How to complete this task -> Look through the material below and report every line that includes "Gesang".

#### Given entries

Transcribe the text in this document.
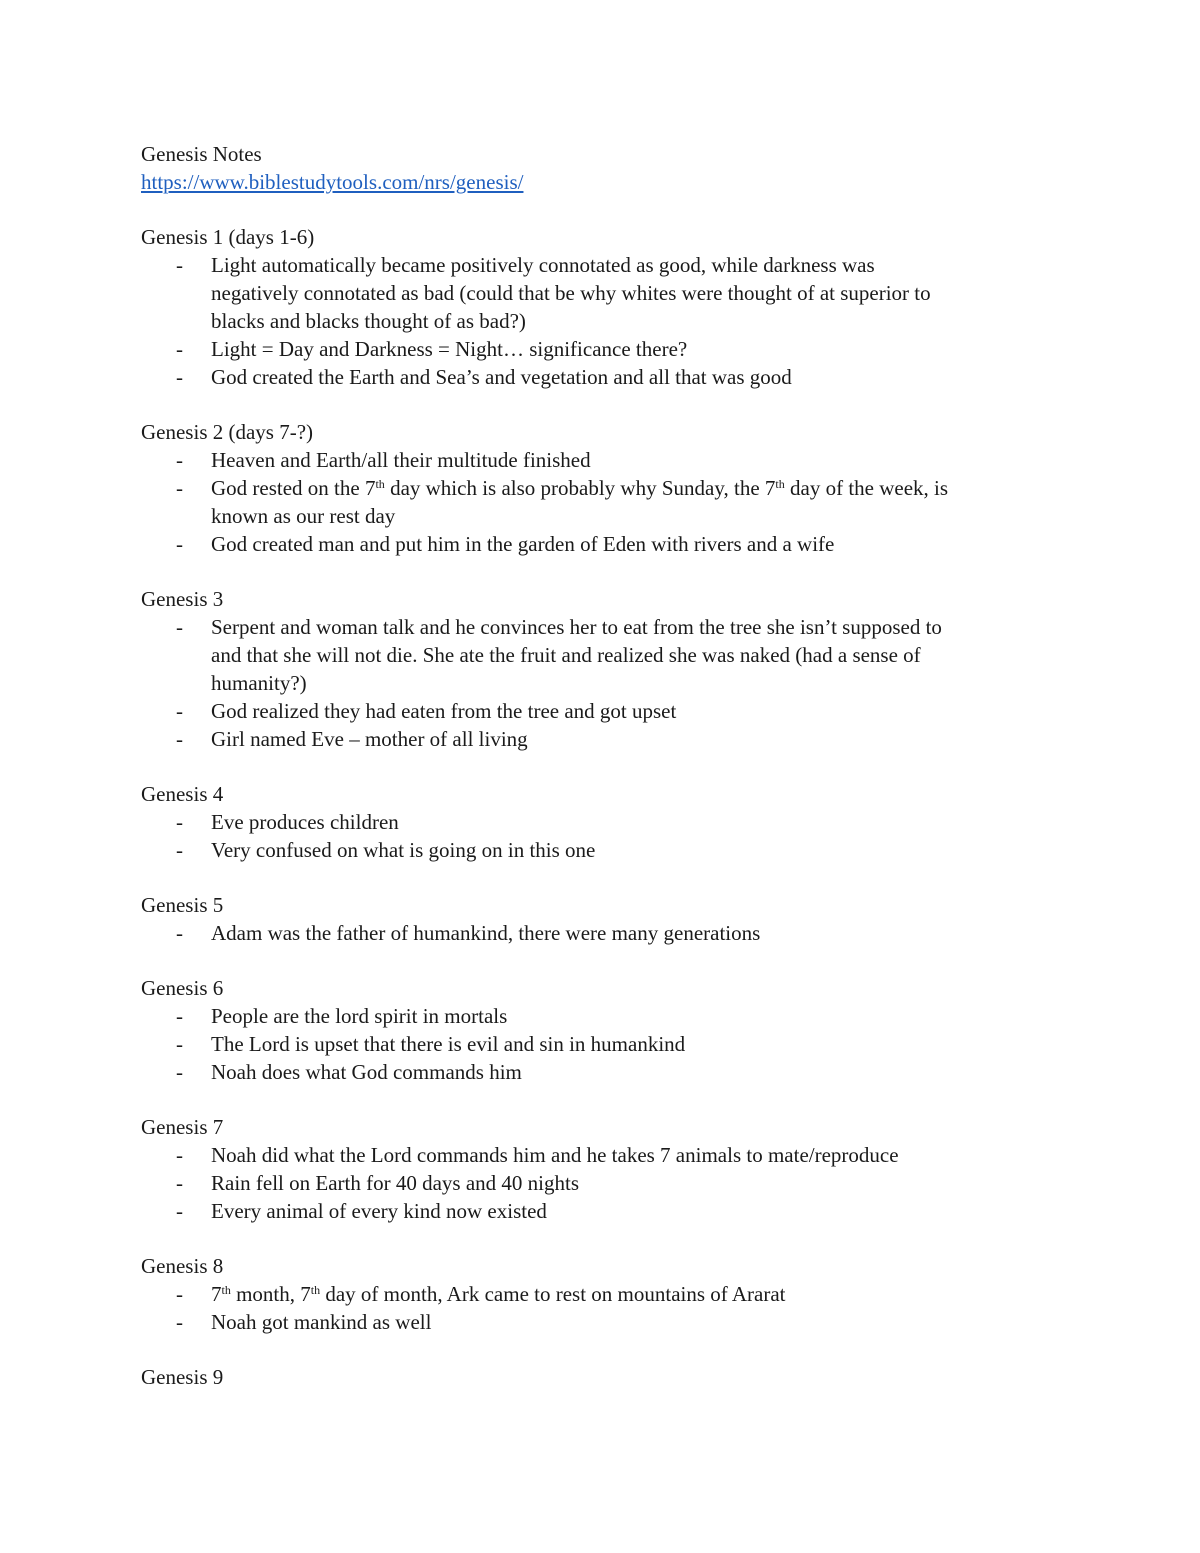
Genesis Notes
https://www.biblestudytools.com/nrs/genesis/
Genesis 1 (days 1-6)
- Light automatically became positively connotated as good, while darkness was
negatively connotated as bad (could that be why whites were thought of at superior to
blacks and blacks thought of as bad?)
- Light = Day and Darkness = Night… significance there?
- God created the Earth and Sea’s and vegetation and all that was good
Genesis 2 (days 7-?)
- Heaven and Earth/all their multitude finished
- God rested on the 7th day which is also probably why Sunday, the 7th day of the week, is
known as our rest day
- God created man and put him in the garden of Eden with rivers and a wife
Genesis 3
- Serpent and woman talk and he convinces her to eat from the tree she isn’t supposed to
and that she will not die. She ate the fruit and realized she was naked (had a sense of
humanity?)
- God realized they had eaten from the tree and got upset
- Girl named Eve – mother of all living
Genesis 4
- Eve produces children
- Very confused on what is going on in this one
Genesis 5
- Adam was the father of humankind, there were many generations
Genesis 6
- People are the lord spirit in mortals
- The Lord is upset that there is evil and sin in humankind
- Noah does what God commands him
Genesis 7
- Noah did what the Lord commands him and he takes 7 animals to mate/reproduce
- Rain fell on Earth for 40 days and 40 nights
- Every animal of every kind now existed
Genesis 8
- 7th month, 7th day of month, Ark came to rest on mountains of Ararat
- Noah got mankind as well
Genesis 9
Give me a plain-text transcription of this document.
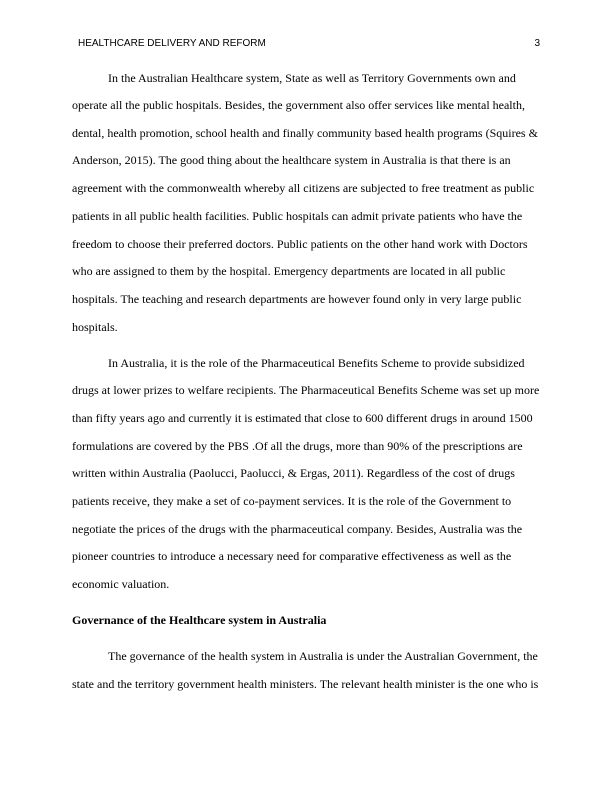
HEALTHCARE DELIVERY AND REFORM	3
In the Australian Healthcare system, State as well as Territory Governments own and
operate all the public hospitals. Besides, the government also offer services like mental health,
dental, health promotion, school health and finally community based health programs (Squires &
Anderson, 2015). The good thing about the healthcare system in Australia is that there is an
agreement with the commonwealth whereby all citizens are subjected to free treatment as public
patients in all public health facilities. Public hospitals can admit private patients who have the
freedom to choose their preferred doctors. Public patients on the other hand work with Doctors
who are assigned to them by the hospital. Emergency departments are located in all public
hospitals. The teaching and research departments are however found only in very large public
hospitals.
In Australia, it is the role of the Pharmaceutical Benefits Scheme to provide subsidized
drugs at lower prizes to welfare recipients. The Pharmaceutical Benefits Scheme was set up more
than fifty years ago and currently it is estimated that close to 600 different drugs in around 1500
formulations are covered by the PBS .Of all the drugs, more than 90% of the prescriptions are
written within Australia (Paolucci, Paolucci, & Ergas, 2011). Regardless of the cost of drugs
patients receive, they make a set of co-payment services. It is the role of the Government to
negotiate the prices of the drugs with the pharmaceutical company. Besides, Australia was the
pioneer countries to introduce a necessary need for comparative effectiveness as well as the
economic valuation.
Governance of the Healthcare system in Australia
The governance of the health system in Australia is under the Australian Government, the
state and the territory government health ministers. The relevant health minister is the one who is
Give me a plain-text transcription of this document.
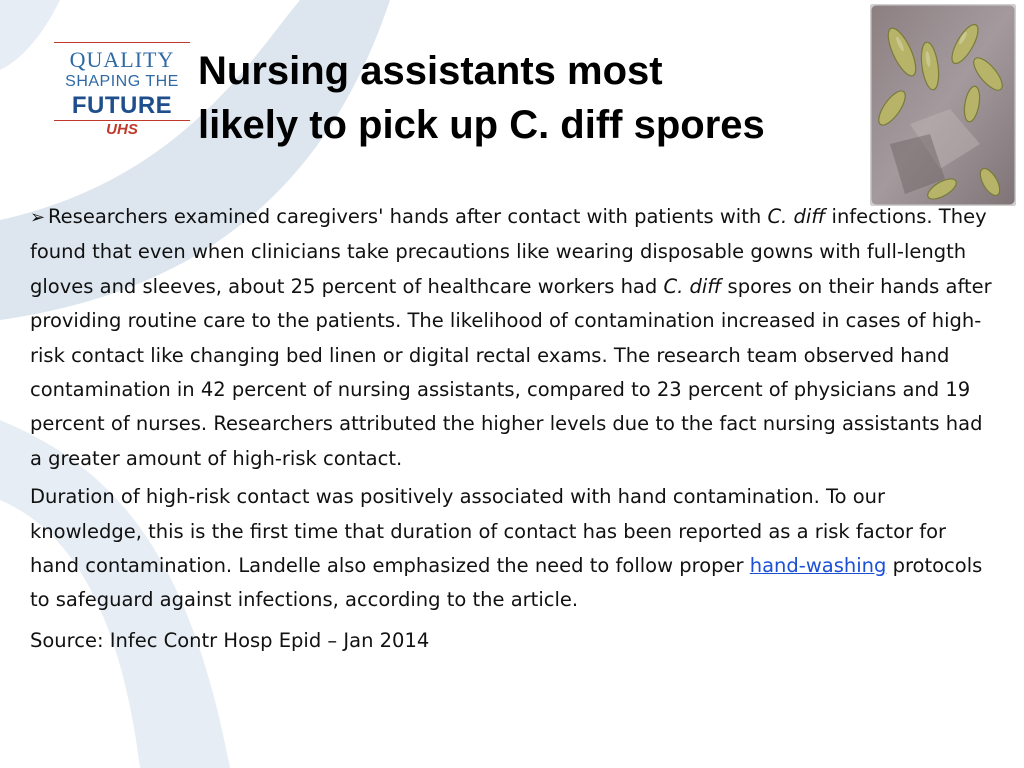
QUALITY
SHAPING THE
FUTURE
UHS
Nursing assistants most
likely to pick up C. diff spores

➢ Researchers examined caregivers' hands after contact with patients with C. diff infections. They found that even when clinicians take precautions like wearing disposable gowns with full-length gloves and sleeves, about 25 percent of healthcare workers had C. diff spores on their hands after providing routine care to the patients. The likelihood of contamination increased in cases of high-risk contact like changing bed linen or digital rectal exams. The research team observed hand contamination in 42 percent of nursing assistants, compared to 23 percent of physicians and 19 percent of nurses. Researchers attributed the higher levels due to the fact nursing assistants had a greater amount of high-risk contact.

Duration of high-risk contact was positively associated with hand contamination. To our knowledge, this is the first time that duration of contact has been reported as a risk factor for hand contamination. Landelle also emphasized the need to follow proper hand-washing protocols to safeguard against infections, according to the article.

Source: Infec Contr Hosp Epid – Jan 2014
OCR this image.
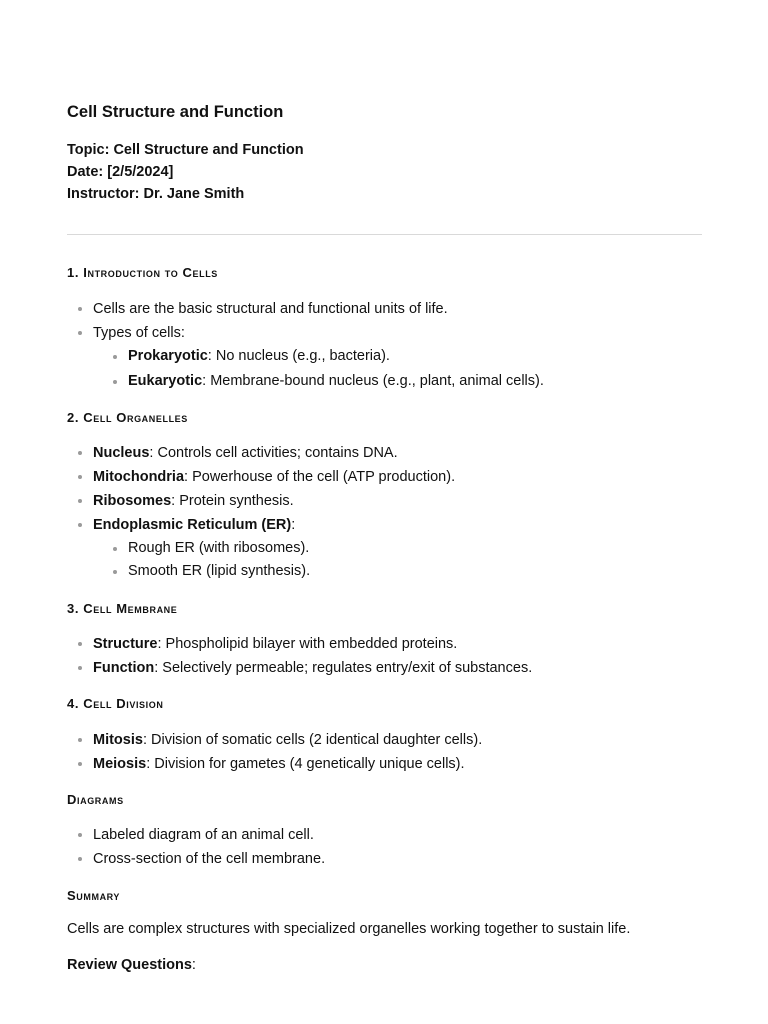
Cell Structure and Function
Topic: Cell Structure and Function
Date: [2/5/2024]
Instructor: Dr. Jane Smith
1. Introduction to Cells
Cells are the basic structural and functional units of life.
Types of cells:
Prokaryotic: No nucleus (e.g., bacteria).
Eukaryotic: Membrane-bound nucleus (e.g., plant, animal cells).
2. Cell Organelles
Nucleus: Controls cell activities; contains DNA.
Mitochondria: Powerhouse of the cell (ATP production).
Ribosomes: Protein synthesis.
Endoplasmic Reticulum (ER):
Rough ER (with ribosomes).
Smooth ER (lipid synthesis).
3. Cell Membrane
Structure: Phospholipid bilayer with embedded proteins.
Function: Selectively permeable; regulates entry/exit of substances.
4. Cell Division
Mitosis: Division of somatic cells (2 identical daughter cells).
Meiosis: Division for gametes (4 genetically unique cells).
Diagrams
Labeled diagram of an animal cell.
Cross-section of the cell membrane.
Summary

Cells are complex structures with specialized organelles working together to sustain life.

Review Questions:
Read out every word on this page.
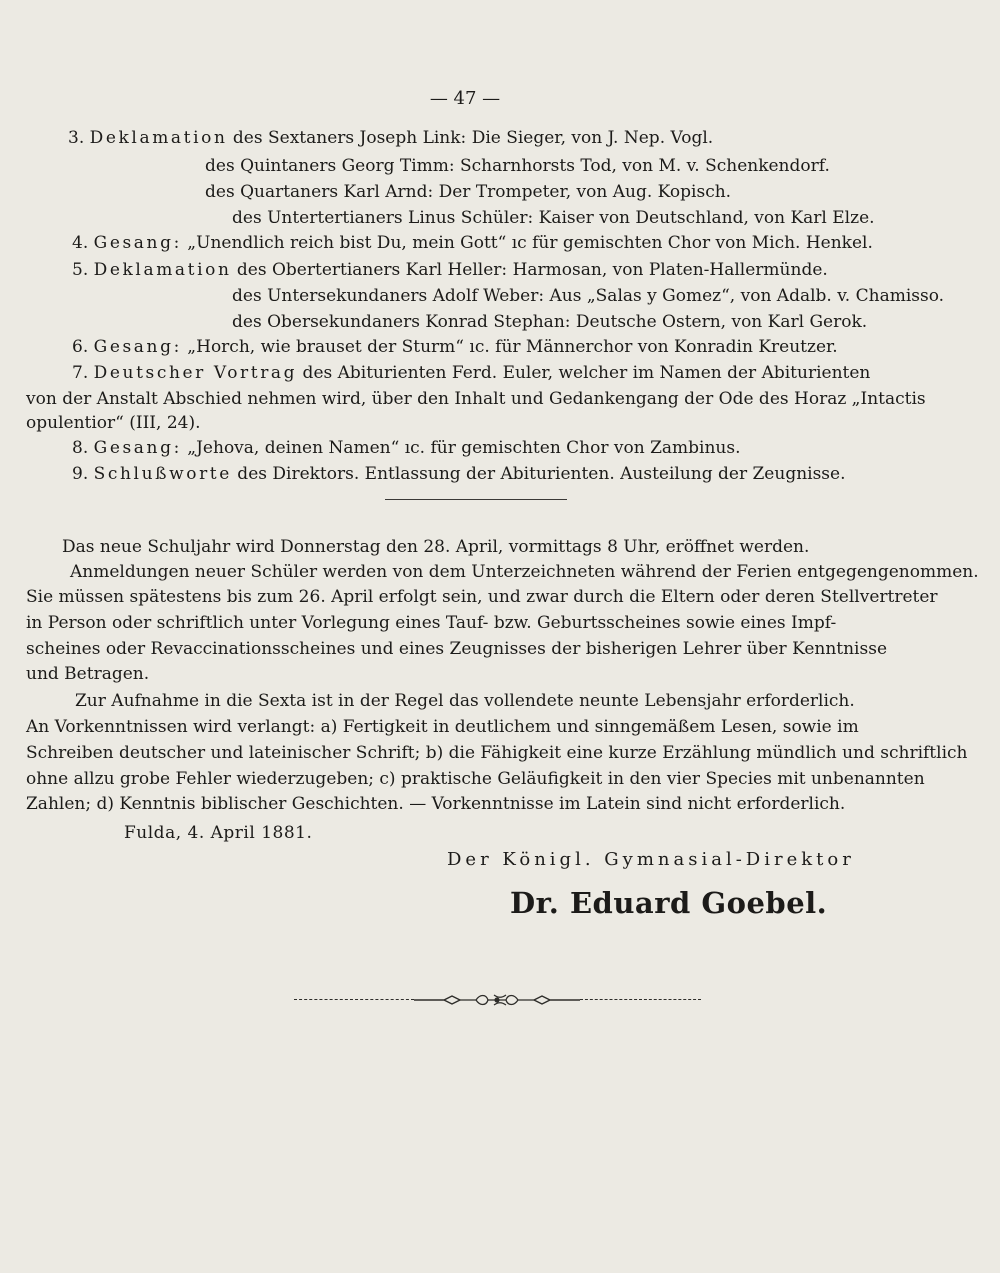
— 47 —
3. Deklamation des Sextaners Joseph Link: Die Sieger, von J. Nep. Vogl.
des Quintaners Georg Timm: Scharnhorsts Tod, von M. v. Schenkendorf.
des Quartaners Karl Arnd: Der Trompeter, von Aug. Kopisch.
des Untertertianers Linus Schüler: Kaiser von Deutschland, von Karl Elze.
4. Gesang: „Unendlich reich bist Du, mein Gott“ ıc für gemischten Chor von Mich. Henkel.
5. Deklamation des Obertertianers Karl Heller: Harmosan, von Platen-Hallermünde.
des Untersekundaners Adolf Weber: Aus „Salas y Gomez“, von Adalb. v. Chamisso.
des Obersekundaners Konrad Stephan: Deutsche Ostern, von Karl Gerok.
6. Gesang: „Horch, wie brauset der Sturm“ ıc. für Männerchor von Konradin Kreutzer.
7. Deutscher Vortrag des Abiturienten Ferd. Euler, welcher im Namen der Abiturienten
von der Anstalt Abschied nehmen wird, über den Inhalt und Gedankengang der Ode des Horaz „Intactis
opulentior“ (III, 24).
8. Gesang: „Jehova, deinen Namen“ ıc. für gemischten Chor von Zambinus.
9. Schlußworte des Direktors. Entlassung der Abiturienten. Austeilung der Zeugnisse.
Das neue Schuljahr wird Donnerstag den 28. April, vormittags 8 Uhr, eröffnet werden.
Anmeldungen neuer Schüler werden von dem Unterzeichneten während der Ferien entgegengenommen.
Sie müssen spätestens bis zum 26. April erfolgt sein, und zwar durch die Eltern oder deren Stellvertreter
in Person oder schriftlich unter Vorlegung eines Tauf- bzw. Geburtsscheines sowie eines Impf-
scheines oder Revaccinationsscheines und eines Zeugnisses der bisherigen Lehrer über Kenntnisse
und Betragen.
Zur Aufnahme in die Sexta ist in der Regel das vollendete neunte Lebensjahr erforderlich.
An Vorkenntnissen wird verlangt: a) Fertigkeit in deutlichem und sinngemäßem Lesen, sowie im
Schreiben deutscher und lateinischer Schrift; b) die Fähigkeit eine kurze Erzählung mündlich und schriftlich
ohne allzu grobe Fehler wiederzugeben; c) praktische Geläufigkeit in den vier Species mit unbenannten
Zahlen; d) Kenntnis biblischer Geschichten. — Vorkenntnisse im Latein sind nicht erforderlich.
Fulda, 4. April 1881.
Der Königl. Gymnasial-Direktor
Dr. Eduard Goebel.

########

Answer space ->
4. Gesang: „Unendlich reich bist Du, mein Gott“ ıc für gemischten Chor von Mich. Henkel.
6. Gesang: „Horch, wie brauset der Sturm“ ıc. für Männerchor von Konradin Kreutzer.
8. Gesang: „Jehova, deinen Namen“ ıc. für gemischten Chor von Zambinus.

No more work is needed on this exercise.